- _Set task_
Determine which lines contain the word "carreira", then copy those lines.

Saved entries
▶

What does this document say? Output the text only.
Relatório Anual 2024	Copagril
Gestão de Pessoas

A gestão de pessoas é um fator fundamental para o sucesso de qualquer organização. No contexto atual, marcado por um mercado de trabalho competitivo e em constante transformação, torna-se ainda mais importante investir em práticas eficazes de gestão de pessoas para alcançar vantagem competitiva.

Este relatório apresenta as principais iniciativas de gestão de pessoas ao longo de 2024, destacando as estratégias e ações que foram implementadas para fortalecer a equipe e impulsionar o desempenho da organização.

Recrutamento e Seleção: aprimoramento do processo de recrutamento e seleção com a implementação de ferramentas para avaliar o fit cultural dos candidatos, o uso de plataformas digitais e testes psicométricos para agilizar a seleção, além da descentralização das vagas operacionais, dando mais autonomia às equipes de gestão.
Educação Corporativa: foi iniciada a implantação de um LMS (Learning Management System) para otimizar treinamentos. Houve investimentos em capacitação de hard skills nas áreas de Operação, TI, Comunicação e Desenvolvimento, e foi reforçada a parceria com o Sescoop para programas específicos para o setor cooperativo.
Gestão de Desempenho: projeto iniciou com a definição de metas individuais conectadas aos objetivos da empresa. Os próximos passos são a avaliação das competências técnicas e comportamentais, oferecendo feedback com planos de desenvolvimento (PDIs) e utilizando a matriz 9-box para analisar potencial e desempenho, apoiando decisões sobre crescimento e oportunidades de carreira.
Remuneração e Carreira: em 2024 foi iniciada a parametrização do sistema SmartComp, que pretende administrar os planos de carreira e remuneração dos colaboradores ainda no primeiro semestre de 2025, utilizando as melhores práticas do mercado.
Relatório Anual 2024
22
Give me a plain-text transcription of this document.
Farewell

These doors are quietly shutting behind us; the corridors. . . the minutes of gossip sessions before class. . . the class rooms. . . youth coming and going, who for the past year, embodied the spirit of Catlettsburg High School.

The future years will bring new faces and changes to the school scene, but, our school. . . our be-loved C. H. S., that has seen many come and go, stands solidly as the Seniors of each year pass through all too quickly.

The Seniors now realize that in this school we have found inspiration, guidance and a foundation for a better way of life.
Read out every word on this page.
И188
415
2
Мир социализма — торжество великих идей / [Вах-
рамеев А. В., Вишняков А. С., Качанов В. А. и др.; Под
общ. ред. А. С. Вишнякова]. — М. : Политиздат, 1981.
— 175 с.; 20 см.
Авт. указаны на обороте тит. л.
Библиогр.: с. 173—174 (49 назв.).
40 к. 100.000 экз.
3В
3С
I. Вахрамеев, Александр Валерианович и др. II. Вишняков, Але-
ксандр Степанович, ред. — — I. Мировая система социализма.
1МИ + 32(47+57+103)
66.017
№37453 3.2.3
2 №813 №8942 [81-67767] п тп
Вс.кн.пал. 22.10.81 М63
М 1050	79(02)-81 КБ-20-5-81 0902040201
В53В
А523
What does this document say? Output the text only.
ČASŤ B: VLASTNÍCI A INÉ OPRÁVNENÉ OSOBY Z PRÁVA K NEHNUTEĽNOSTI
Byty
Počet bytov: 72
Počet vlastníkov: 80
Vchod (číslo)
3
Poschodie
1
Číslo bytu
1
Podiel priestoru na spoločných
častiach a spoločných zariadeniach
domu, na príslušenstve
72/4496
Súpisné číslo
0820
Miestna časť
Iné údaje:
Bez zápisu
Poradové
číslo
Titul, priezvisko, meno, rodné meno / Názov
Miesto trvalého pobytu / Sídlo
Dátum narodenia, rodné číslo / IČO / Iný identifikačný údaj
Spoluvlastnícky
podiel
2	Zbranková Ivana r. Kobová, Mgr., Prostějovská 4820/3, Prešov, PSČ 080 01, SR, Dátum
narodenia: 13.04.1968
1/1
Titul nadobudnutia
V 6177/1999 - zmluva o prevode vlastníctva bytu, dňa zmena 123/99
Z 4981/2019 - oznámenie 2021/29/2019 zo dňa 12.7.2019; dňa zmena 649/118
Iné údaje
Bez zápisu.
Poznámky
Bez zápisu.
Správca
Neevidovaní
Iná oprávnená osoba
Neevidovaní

◀

- _Answer below_
Gestão de Desempenho: projeto iniciou com a definição de metas individuais conectadas aos objetivos da empresa. Os próximos passos são a avaliação das competências técnicas e comportamentais, oferecendo feedback com planos de desenvolvimento (PDIs) e utilizando a matriz 9-box para analisar potencial e desempenho, apoiando decisões sobre crescimento e oportunidades de carreira.
Remuneração e Carreira: em 2024 foi iniciada a parametrização do sistema SmartComp, que pretende administrar os planos de carreira e remuneração dos colaboradores ainda no primeiro semestre de 2025, utilizando as melhores práticas do mercado.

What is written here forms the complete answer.